Task brief: Go through the records and show each line where the word "Notre" occurs.

____________________

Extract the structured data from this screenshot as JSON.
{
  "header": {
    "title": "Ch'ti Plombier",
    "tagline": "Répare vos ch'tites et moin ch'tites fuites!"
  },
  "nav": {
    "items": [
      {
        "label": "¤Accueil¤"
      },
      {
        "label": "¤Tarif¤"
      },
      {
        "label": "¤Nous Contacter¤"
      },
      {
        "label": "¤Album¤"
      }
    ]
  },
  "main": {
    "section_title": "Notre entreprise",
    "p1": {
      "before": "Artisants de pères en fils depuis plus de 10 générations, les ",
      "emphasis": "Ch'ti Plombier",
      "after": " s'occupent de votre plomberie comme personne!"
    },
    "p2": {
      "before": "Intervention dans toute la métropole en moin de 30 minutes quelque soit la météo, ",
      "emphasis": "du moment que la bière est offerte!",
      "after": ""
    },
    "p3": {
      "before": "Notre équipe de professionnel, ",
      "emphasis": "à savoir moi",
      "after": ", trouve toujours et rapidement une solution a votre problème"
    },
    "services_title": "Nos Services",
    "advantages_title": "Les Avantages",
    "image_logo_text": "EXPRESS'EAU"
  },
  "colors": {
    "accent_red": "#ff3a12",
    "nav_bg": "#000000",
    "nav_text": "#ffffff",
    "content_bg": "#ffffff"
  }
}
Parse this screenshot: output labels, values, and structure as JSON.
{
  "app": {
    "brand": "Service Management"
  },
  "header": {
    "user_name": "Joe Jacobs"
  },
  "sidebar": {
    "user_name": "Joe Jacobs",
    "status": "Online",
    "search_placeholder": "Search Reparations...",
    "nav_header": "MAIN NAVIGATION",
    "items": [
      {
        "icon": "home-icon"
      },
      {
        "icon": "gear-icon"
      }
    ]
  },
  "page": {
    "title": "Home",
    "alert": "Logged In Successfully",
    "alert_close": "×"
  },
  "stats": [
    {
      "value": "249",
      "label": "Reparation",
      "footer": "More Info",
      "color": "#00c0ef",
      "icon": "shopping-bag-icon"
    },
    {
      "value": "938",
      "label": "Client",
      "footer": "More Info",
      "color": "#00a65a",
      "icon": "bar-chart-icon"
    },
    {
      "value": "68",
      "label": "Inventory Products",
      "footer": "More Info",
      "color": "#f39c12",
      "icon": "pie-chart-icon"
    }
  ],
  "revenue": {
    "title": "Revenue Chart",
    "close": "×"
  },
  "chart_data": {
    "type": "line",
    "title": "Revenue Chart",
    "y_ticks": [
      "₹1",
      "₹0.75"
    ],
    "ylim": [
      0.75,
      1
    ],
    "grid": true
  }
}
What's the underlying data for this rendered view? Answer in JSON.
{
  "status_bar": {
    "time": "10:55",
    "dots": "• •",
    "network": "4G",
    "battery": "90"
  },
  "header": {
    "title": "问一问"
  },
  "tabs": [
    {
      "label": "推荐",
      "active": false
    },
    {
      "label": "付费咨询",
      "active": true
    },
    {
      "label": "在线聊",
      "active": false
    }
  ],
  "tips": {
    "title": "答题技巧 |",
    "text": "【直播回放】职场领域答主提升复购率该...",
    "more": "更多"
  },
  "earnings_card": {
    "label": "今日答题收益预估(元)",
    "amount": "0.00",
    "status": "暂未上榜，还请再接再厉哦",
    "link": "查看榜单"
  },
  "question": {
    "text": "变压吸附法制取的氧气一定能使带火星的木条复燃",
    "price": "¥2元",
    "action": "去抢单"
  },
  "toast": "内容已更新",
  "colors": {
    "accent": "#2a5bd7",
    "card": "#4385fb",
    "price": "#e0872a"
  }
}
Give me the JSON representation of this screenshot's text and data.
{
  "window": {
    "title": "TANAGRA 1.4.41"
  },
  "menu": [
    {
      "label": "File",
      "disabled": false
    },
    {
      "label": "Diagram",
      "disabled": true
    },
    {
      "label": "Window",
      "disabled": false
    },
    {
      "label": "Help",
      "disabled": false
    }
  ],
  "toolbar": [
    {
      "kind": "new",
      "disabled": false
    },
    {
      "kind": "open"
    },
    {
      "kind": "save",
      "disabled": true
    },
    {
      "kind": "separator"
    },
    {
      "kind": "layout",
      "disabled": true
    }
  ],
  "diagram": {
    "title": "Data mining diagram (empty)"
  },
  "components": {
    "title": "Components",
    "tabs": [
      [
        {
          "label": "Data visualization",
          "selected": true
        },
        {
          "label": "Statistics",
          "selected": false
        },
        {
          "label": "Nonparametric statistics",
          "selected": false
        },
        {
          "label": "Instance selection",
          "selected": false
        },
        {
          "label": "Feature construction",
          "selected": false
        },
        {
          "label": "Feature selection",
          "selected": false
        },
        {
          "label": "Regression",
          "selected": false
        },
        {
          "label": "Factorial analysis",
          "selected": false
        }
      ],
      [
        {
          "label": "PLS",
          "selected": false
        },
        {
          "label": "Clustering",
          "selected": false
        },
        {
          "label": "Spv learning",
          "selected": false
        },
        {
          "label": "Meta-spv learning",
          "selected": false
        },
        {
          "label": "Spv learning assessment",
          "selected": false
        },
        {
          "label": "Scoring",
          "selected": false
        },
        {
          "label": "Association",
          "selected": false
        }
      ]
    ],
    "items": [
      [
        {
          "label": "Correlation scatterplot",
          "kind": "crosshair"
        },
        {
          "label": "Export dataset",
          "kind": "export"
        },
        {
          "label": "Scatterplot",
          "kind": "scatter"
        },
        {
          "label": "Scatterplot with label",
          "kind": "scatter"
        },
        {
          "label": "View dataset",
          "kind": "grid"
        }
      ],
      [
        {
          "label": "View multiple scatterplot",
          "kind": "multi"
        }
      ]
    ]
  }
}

____________________

Complete output:
    "section_title": "Notre entreprise",
      "before": "Notre équipe de professionnel, ",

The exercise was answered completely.